— Begin —

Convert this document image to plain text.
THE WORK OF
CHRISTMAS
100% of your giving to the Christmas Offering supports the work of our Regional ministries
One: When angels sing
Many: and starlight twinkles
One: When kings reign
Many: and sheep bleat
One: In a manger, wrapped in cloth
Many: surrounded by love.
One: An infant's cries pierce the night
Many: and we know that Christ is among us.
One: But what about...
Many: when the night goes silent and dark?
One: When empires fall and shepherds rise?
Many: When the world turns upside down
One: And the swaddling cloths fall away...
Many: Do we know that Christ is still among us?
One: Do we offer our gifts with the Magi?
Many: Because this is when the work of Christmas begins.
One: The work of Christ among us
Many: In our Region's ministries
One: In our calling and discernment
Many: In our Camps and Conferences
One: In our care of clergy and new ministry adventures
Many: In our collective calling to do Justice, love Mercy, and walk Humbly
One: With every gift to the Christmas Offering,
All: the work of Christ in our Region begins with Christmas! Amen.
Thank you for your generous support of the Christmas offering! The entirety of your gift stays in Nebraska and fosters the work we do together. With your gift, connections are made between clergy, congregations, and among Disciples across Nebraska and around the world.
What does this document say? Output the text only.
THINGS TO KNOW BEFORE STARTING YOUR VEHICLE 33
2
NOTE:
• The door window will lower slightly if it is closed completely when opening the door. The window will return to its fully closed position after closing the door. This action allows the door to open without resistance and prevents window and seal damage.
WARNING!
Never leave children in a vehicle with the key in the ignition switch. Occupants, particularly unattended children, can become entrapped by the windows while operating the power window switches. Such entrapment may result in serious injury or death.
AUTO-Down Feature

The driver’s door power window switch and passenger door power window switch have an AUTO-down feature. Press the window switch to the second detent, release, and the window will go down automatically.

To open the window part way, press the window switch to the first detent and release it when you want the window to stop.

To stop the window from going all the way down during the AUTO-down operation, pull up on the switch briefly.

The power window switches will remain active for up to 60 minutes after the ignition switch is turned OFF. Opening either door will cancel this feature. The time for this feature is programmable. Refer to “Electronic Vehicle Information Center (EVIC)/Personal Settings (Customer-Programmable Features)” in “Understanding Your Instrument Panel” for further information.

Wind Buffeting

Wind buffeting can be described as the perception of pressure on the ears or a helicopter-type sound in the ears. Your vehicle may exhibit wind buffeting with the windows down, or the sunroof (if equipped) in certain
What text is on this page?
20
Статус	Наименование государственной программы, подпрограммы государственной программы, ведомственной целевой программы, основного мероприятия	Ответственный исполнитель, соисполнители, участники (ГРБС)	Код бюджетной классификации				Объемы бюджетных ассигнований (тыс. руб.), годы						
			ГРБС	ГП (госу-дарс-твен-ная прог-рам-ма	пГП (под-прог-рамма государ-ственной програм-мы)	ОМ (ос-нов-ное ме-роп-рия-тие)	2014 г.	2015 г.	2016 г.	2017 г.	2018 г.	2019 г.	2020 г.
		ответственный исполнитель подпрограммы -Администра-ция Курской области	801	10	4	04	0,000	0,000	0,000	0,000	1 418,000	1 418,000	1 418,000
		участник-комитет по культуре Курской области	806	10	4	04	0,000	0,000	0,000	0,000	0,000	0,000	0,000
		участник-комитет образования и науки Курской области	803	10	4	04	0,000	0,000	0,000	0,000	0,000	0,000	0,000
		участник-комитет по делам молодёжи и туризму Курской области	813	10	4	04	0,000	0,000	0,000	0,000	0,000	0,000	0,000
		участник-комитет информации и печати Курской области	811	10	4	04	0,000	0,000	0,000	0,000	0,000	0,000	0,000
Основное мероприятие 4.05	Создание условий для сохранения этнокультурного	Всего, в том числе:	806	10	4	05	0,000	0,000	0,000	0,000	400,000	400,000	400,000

— End —

**Problem statement:**
Return each entry from above without altering a single character.

**Full output:**
Convert this document image to plain text.
THE WORK OF
CHRISTMAS
100% of your giving to the Christmas Offering supports the work of our Regional ministries
One: When angels sing
Many: and starlight twinkles
One: When kings reign
Many: and sheep bleat
One: In a manger, wrapped in cloth
Many: surrounded by love.
One: An infant's cries pierce the night
Many: and we know that Christ is among us.
One: But what about...
Many: when the night goes silent and dark?
One: When empires fall and shepherds rise?
Many: When the world turns upside down
One: And the swaddling cloths fall away...
Many: Do we know that Christ is still among us?
One: Do we offer our gifts with the Magi?
Many: Because this is when the work of Christmas begins.
One: The work of Christ among us
Many: In our Region's ministries
One: In our calling and discernment
Many: In our Camps and Conferences
One: In our care of clergy and new ministry adventures
Many: In our collective calling to do Justice, love Mercy, and walk Humbly
One: With every gift to the Christmas Offering,
All: the work of Christ in our Region begins with Christmas! Amen.
Thank you for your generous support of the Christmas offering! The entirety of your gift stays in Nebraska and fosters the work we do together. With your gift, connections are made between clergy, congregations, and among Disciples across Nebraska and around the world.
What does this document say? Output the text only.
THINGS TO KNOW BEFORE STARTING YOUR VEHICLE 33
2
NOTE:
• The door window will lower slightly if it is closed completely when opening the door. The window will return to its fully closed position after closing the door. This action allows the door to open without resistance and prevents window and seal damage.
WARNING!
Never leave children in a vehicle with the key in the ignition switch. Occupants, particularly unattended children, can become entrapped by the windows while operating the power window switches. Such entrapment may result in serious injury or death.
AUTO-Down Feature

The driver’s door power window switch and passenger door power window switch have an AUTO-down feature. Press the window switch to the second detent, release, and the window will go down automatically.

To open the window part way, press the window switch to the first detent and release it when you want the window to stop.

To stop the window from going all the way down during the AUTO-down operation, pull up on the switch briefly.

The power window switches will remain active for up to 60 minutes after the ignition switch is turned OFF. Opening either door will cancel this feature. The time for this feature is programmable. Refer to “Electronic Vehicle Information Center (EVIC)/Personal Settings (Customer-Programmable Features)” in “Understanding Your Instrument Panel” for further information.

Wind Buffeting

Wind buffeting can be described as the perception of pressure on the ears or a helicopter-type sound in the ears. Your vehicle may exhibit wind buffeting with the windows down, or the sunroof (if equipped) in certain
What text is on this page?
20
Статус	Наименование государственной программы, подпрограммы государственной программы, ведомственной целевой программы, основного мероприятия	Ответственный исполнитель, соисполнители, участники (ГРБС)	Код бюджетной классификации				Объемы бюджетных ассигнований (тыс. руб.), годы						
			ГРБС	ГП (госу-дарс-твен-ная прог-рам-ма	пГП (под-прог-рамма государ-ственной програм-мы)	ОМ (ос-нов-ное ме-роп-рия-тие)	2014 г.	2015 г.	2016 г.	2017 г.	2018 г.	2019 г.	2020 г.
		ответственный исполнитель подпрограммы -Администра-ция Курской области	801	10	4	04	0,000	0,000	0,000	0,000	1 418,000	1 418,000	1 418,000
		участник-комитет по культуре Курской области	806	10	4	04	0,000	0,000	0,000	0,000	0,000	0,000	0,000
		участник-комитет образования и науки Курской области	803	10	4	04	0,000	0,000	0,000	0,000	0,000	0,000	0,000
		участник-комитет по делам молодёжи и туризму Курской области	813	10	4	04	0,000	0,000	0,000	0,000	0,000	0,000	0,000
		участник-комитет информации и печати Курской области	811	10	4	04	0,000	0,000	0,000	0,000	0,000	0,000	0,000
Основное мероприятие 4.05	Создание условий для сохранения этнокультурного	Всего, в том числе:	806	10	4	05	0,000	0,000	0,000	0,000	400,000	400,000	400,000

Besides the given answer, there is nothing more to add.